■ Tugas A ■
Cetak bagian esai tentang estetika yang dibuka dengan kata-kata yang memuat "Nilai adalah segala" dan ditutup dengan "termasuk teks sastra.".
■ Tugas B ■
Jawab pertanyaan berikut berdasarkan esai tentang estetika:
(i) Konotasi apa yang selalu dimiliki nilai?
(ii) Apa yang menjadi medium karya sastra sebagai sistem tanda?
(iii) Dalam situasi seperti apa karya sastra tidak pernah lahir?
■ Tugas C ■
Daftarkan semua sumber rujukan yang dikutip dalam esai tentang estetika beserta tahunnya.

Essay: Estetika

Estetika pada mulanya merupakan cabang filsafat yang menelaah dan membahas tentang seni dan keindahan serta tanggapan manusia terhadapnya. Estetika secara leksikal dimaknai sebagai kepekaan terhaadap seni dan keindahan (KBI, 2008: 401). Pada perkembangannya, penggunaan lema estetika melahirkan terminologi estetis yang berarti indah dan berkenaan dengan keindahan. Keindahan adalah nilai yang diberikan pada sesuatu yang dianggap mengandung unsur seni. Lantas, yang dimaksud estetika dalam tulisan ini adalah segala hal yang berkenaan dengan nilai keindahan bahasa dalam karya sastra.

Nilai adalah segala sesuatu yang bermanfaat sebagai pedoman bagi kehidupan manusia dalam masyarakat. Nilai selalu mempunyai konotasi positif (Bertens, 2007: 139). Nilai adalah setiap sesuatu yang kita setujui sebagai hal yang dapat menumbuhkan sesuatu yang positif. Nilai merupakan ruh yang menjiwai segala gagasan, perilaku, dan produk budaya manusia lainnya. Nilai tidak tampak di permukaan, ia bersifat sublim dan laten. Nilai mengendap pada segala wujud produk budaya manusia, termasuk teks sastra.
Karya sastra tidak pernah lahir dalam situasi yang kosong budaya (Teeuw, 1983: 11). Artinya, nilai yang terkandung dalam karya sastra merupakan representasi nilai yang berlaku dalam masyarakat tertentu, di mana pengarangya tinggal. Karya sastra lahir sebagai tanggapan terhadap sebuah situasi budaya yang melingkupi penulisnya. Sastra sendiri pada gilirannya menjadi bagian dari produk budaya masyarakat.
Karya sastra merupakan produk seni budaya yang dikonstruksi dengan memanfaatkan sistem tanda yang mempunyai makna dengan bahasa sebagai mediumnya (Prodopo, 2007: 121). Sebagai sistem tanda, termasuk simbol verbal, karya sastra memiliki beberapa peranan baik dalam usaha; (1) memberi pemahaman (mode of comprehension), (2) cara perhubungan (mode of communication), dan (3) cara penciptaan (mode of creation) (Kuntowijoyo, 2006: 171).

■ Baris data ■
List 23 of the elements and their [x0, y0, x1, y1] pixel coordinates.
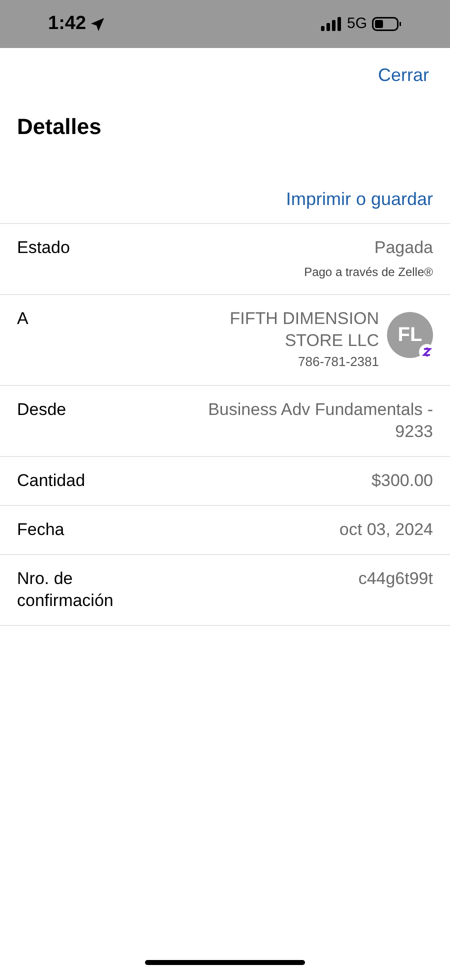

■ Jawaban A ■
Nilai adalah segala sesuatu yang bermanfaat sebagai pedoman bagi kehidupan manusia dalam masyarakat. Nilai selalu mempunyai konotasi positif (Bertens, 2007: 139). Nilai adalah setiap sesuatu yang kita setujui sebagai hal yang dapat menumbuhkan sesuatu yang positif. Nilai merupakan ruh yang menjiwai segala gagasan, perilaku, dan produk budaya manusia lainnya. Nilai tidak tampak di permukaan, ia bersifat sublim dan laten. Nilai mengendap pada segala wujud produk budaya manusia, termasuk teks sastra.

■ Jawaban B ■
(i) Konotasi positif.
(ii) Bahasa.
(iii) Situasi yang kosong budaya.

■ Jawaban C ■
KBI, 2008
Bertens, 2007
Teeuw, 1983
Prodopo, 2007
Kuntowijoyo, 2006